● **Required work**
Scan the lines below for the string "count" and copy every one that has it.
^^^^^^^^^^^^^^^^
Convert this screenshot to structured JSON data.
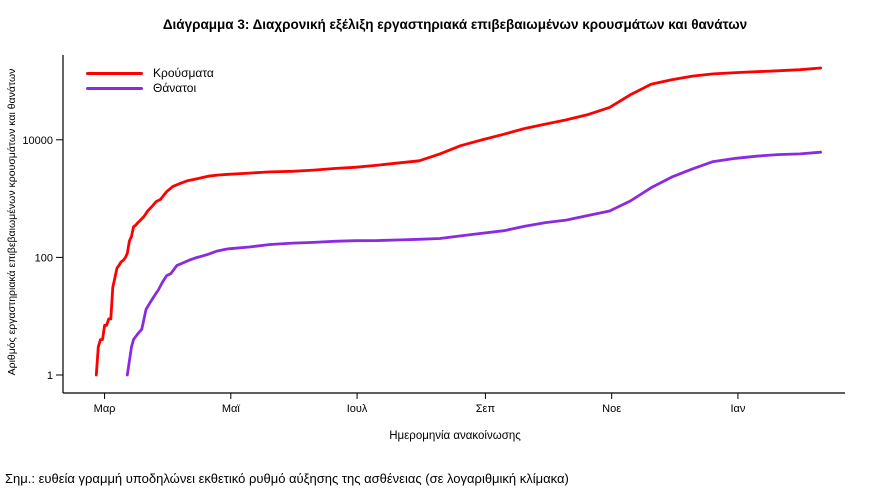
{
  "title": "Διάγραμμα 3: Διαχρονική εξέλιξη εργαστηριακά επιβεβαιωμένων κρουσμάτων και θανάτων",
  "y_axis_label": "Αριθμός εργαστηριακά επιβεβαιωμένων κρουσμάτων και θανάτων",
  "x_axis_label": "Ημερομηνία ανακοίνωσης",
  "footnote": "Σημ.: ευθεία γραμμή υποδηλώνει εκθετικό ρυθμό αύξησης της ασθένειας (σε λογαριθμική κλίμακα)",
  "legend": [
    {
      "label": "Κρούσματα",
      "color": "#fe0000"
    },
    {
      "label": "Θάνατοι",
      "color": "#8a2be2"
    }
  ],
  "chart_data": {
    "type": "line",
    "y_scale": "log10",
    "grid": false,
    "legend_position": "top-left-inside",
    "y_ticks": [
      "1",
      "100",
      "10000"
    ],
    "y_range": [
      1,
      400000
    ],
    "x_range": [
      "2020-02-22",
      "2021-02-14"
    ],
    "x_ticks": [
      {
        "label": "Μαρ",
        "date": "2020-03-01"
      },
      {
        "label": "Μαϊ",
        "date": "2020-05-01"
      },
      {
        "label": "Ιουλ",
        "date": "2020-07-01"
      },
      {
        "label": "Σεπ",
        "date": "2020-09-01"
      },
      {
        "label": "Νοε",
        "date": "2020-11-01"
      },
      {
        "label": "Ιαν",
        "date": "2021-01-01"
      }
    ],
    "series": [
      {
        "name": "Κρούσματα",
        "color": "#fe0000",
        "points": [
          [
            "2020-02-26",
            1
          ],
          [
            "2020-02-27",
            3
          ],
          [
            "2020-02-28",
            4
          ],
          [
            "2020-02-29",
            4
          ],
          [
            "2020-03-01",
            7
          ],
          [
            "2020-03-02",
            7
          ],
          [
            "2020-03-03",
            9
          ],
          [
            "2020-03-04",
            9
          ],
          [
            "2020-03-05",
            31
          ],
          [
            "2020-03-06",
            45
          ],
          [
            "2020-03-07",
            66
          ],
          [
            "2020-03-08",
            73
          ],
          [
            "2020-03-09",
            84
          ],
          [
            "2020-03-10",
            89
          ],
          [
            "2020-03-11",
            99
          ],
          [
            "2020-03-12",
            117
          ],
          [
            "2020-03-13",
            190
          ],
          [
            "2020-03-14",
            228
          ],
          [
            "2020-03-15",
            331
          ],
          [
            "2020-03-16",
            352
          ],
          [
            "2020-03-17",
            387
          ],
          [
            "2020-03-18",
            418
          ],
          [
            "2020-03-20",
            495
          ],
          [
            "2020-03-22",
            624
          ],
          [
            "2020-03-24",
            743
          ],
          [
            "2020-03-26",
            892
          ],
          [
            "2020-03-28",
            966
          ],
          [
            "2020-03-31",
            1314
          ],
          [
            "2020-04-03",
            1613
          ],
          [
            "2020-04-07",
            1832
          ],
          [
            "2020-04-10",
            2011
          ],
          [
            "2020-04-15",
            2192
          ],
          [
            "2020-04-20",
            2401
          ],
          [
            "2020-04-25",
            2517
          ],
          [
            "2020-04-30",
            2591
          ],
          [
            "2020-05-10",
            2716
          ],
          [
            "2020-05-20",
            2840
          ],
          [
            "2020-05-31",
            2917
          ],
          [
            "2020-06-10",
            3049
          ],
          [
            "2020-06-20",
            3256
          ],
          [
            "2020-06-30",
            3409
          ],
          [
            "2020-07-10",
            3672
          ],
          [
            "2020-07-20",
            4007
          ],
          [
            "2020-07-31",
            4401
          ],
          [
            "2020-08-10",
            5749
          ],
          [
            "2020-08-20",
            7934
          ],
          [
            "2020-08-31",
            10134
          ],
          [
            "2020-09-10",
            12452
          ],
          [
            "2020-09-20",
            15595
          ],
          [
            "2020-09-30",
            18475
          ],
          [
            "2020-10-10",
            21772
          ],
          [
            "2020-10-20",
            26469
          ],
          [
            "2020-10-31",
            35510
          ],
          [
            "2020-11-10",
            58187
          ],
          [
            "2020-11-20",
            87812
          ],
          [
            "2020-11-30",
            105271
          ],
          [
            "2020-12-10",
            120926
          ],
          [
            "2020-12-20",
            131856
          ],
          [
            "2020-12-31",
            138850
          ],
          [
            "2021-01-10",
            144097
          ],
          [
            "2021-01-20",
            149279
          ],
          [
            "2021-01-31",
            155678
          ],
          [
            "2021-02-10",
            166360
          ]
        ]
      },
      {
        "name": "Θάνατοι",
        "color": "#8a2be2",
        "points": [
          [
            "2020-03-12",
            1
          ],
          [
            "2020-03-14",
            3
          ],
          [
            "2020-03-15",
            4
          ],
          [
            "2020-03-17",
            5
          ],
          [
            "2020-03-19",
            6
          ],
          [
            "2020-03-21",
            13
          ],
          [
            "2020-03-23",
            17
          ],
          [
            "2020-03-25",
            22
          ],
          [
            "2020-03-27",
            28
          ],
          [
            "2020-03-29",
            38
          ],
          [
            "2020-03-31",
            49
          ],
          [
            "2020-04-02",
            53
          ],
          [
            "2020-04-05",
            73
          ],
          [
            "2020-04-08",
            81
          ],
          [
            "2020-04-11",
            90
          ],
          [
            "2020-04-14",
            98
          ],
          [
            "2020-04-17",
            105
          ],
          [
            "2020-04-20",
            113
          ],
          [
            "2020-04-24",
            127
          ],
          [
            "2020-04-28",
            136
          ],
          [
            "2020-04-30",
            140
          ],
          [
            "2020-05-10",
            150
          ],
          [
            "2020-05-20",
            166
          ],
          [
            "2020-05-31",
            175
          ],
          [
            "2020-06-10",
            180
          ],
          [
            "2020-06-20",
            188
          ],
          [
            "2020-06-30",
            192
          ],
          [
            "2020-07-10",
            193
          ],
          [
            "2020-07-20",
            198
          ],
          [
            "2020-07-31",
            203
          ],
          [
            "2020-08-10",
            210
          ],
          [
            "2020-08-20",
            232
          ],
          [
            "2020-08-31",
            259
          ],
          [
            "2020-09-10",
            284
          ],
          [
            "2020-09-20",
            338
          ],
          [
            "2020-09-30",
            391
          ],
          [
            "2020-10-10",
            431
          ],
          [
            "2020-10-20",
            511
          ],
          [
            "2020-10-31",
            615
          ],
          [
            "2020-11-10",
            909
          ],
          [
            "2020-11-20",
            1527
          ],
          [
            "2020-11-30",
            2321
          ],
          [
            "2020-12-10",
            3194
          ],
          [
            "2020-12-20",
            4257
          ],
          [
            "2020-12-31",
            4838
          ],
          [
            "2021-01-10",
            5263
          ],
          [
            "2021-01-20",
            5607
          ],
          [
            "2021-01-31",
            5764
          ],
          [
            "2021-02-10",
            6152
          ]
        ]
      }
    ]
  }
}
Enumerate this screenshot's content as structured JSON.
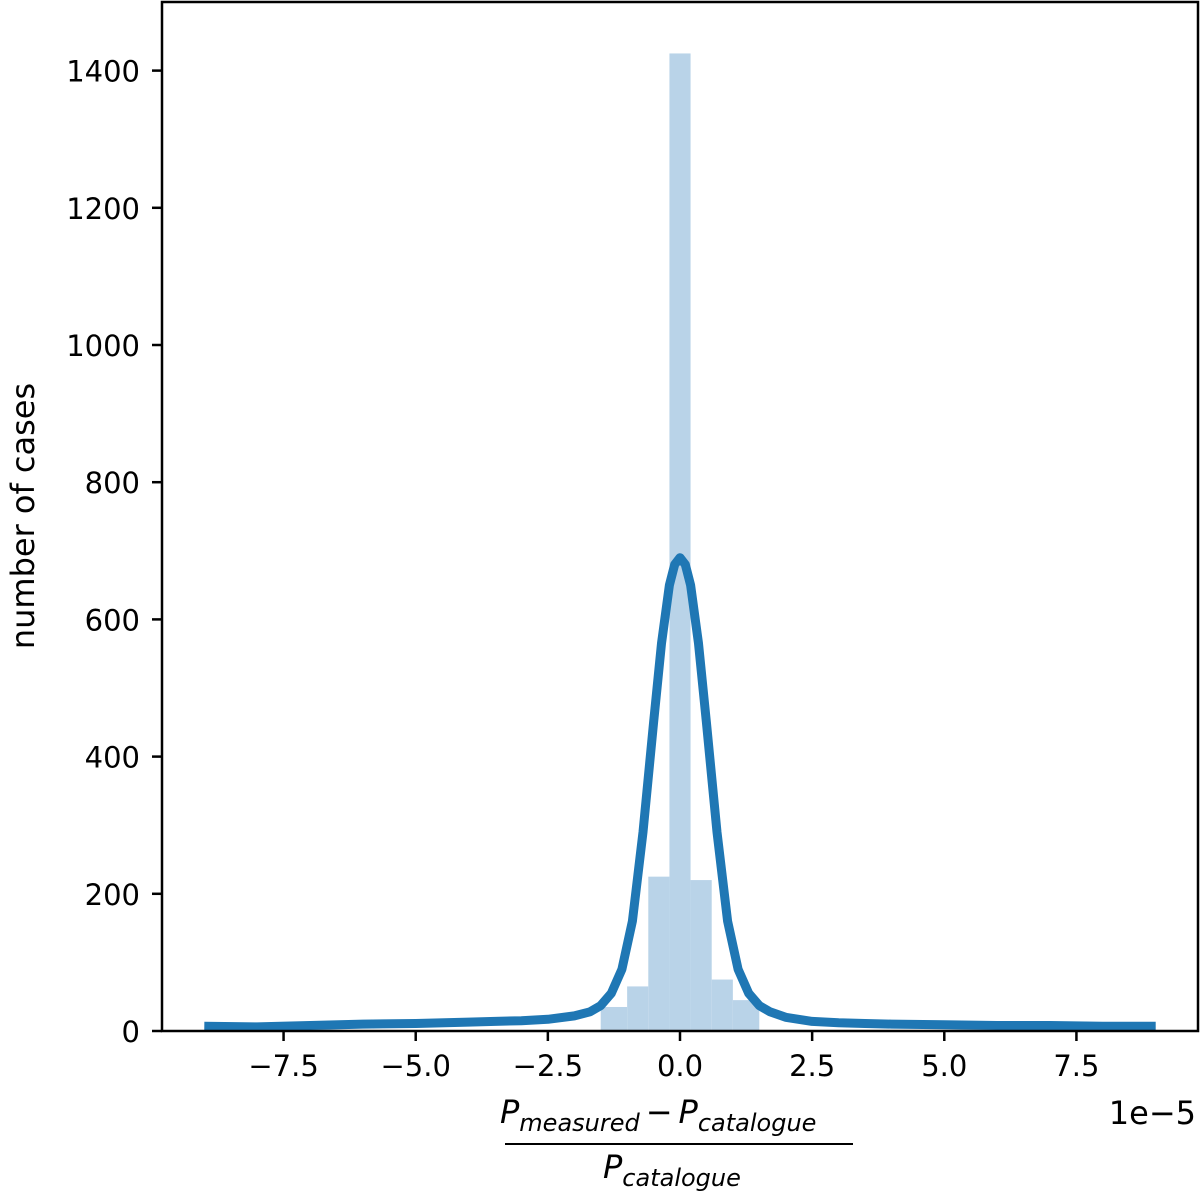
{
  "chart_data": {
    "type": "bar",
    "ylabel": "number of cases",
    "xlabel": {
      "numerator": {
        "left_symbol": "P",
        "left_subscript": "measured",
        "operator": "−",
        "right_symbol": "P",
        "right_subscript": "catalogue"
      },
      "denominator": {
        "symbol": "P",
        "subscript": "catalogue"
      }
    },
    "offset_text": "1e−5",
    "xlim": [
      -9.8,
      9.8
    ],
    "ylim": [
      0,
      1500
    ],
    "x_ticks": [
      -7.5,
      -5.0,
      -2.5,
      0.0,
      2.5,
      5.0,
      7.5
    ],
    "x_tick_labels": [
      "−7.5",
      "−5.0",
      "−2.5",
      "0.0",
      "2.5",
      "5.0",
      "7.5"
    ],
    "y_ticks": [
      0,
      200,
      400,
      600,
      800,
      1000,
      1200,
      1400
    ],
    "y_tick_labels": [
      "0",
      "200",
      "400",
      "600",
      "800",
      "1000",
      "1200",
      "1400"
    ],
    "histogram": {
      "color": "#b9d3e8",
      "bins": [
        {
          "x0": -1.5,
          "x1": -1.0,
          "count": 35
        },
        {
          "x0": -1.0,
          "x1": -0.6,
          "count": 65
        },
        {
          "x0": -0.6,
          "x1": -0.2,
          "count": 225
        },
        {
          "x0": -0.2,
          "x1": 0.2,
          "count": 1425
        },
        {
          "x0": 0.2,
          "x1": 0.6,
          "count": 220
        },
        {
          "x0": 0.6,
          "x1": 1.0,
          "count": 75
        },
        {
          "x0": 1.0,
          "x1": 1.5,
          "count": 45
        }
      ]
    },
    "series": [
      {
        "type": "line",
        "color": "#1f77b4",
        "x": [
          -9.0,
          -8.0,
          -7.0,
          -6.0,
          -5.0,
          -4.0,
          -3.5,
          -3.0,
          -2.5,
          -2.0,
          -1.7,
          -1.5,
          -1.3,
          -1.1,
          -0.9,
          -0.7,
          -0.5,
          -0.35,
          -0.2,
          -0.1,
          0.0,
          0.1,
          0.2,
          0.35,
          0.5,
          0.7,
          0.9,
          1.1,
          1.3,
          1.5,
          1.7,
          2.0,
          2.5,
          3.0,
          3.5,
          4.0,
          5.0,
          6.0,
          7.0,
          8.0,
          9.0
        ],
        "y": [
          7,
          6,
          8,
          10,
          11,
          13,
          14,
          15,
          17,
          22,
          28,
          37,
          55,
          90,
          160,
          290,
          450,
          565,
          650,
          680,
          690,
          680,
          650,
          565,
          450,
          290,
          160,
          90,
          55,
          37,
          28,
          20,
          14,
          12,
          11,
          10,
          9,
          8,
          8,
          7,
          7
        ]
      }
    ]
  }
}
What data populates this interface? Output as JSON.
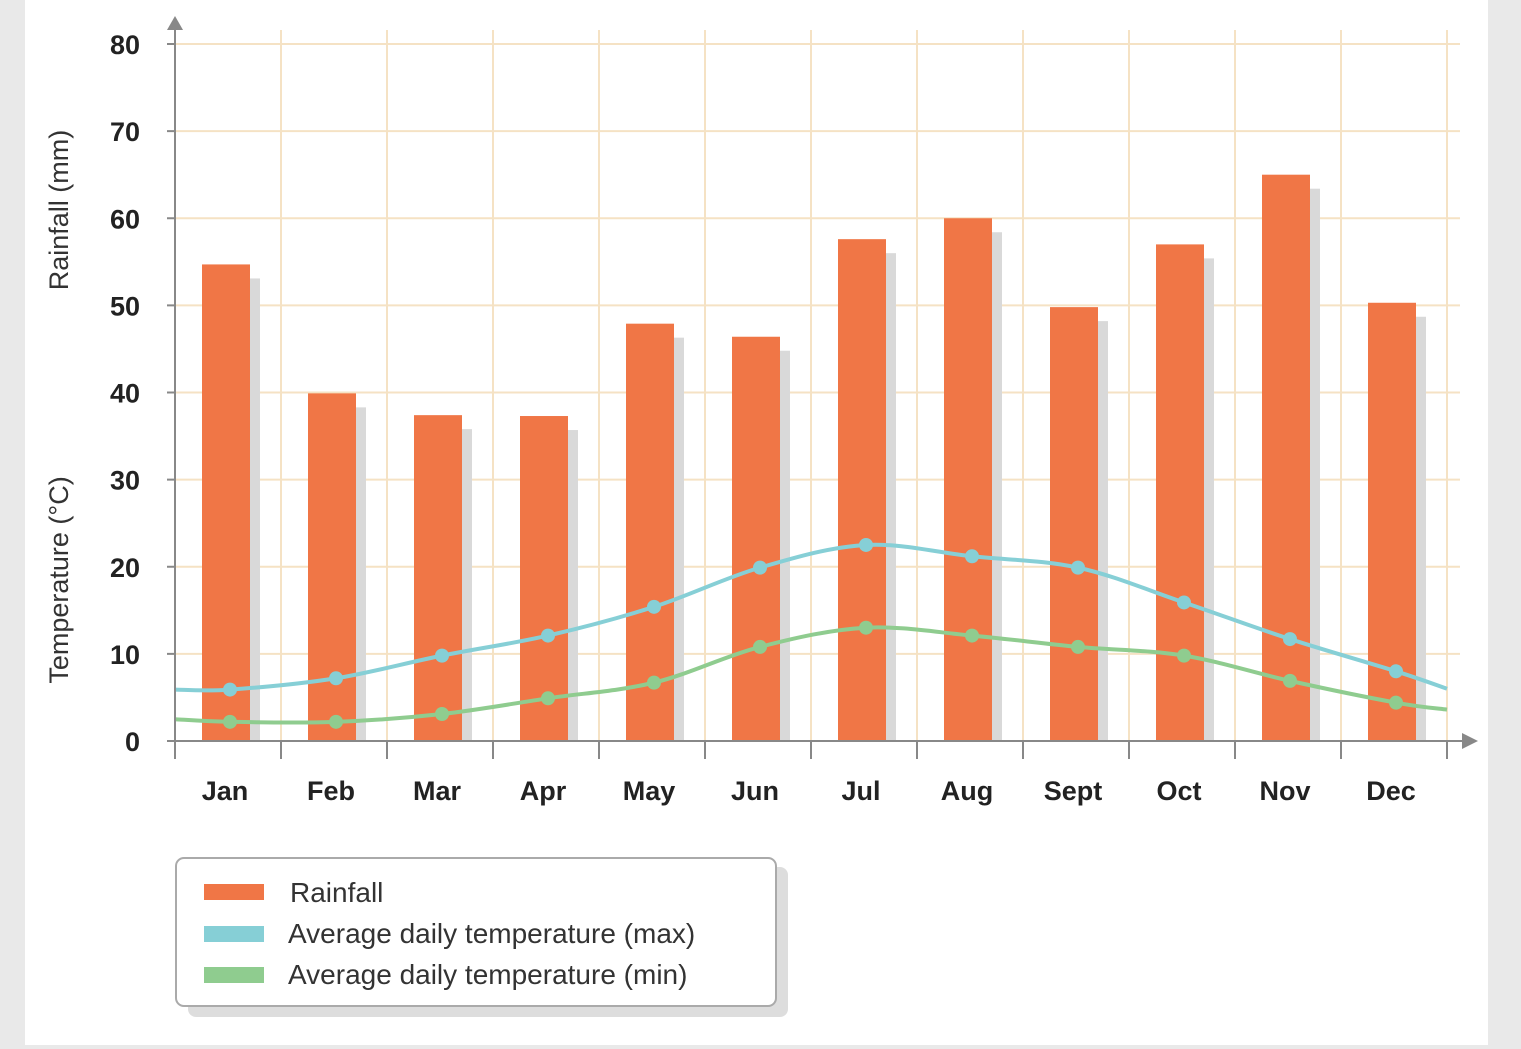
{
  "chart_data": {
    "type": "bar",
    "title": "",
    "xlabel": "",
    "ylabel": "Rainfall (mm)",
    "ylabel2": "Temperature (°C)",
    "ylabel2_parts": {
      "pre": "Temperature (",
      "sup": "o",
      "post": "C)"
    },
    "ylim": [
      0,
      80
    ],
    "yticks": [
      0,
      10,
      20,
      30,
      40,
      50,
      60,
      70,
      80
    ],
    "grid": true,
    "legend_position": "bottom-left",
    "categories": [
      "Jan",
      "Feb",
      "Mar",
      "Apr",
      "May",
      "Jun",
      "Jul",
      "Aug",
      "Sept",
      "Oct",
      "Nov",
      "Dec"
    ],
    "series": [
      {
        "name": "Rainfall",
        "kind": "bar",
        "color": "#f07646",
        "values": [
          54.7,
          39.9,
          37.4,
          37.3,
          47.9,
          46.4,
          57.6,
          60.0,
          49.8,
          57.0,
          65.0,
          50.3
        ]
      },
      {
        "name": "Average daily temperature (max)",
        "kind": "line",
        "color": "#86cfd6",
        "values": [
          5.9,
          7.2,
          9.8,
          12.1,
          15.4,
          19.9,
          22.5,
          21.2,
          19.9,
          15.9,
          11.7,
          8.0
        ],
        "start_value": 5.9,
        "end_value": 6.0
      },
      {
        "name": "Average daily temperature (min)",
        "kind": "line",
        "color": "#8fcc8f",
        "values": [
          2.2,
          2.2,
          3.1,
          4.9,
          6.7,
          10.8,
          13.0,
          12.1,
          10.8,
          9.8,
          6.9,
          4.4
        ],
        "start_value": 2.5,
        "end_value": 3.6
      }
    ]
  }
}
^^^^^^^^^^^^^^^^
● **Correct response**
          "count": 35
          "count": 65
          "count": 225
          "count": 1425
          "count": 220
          "count": 75
          "count": 45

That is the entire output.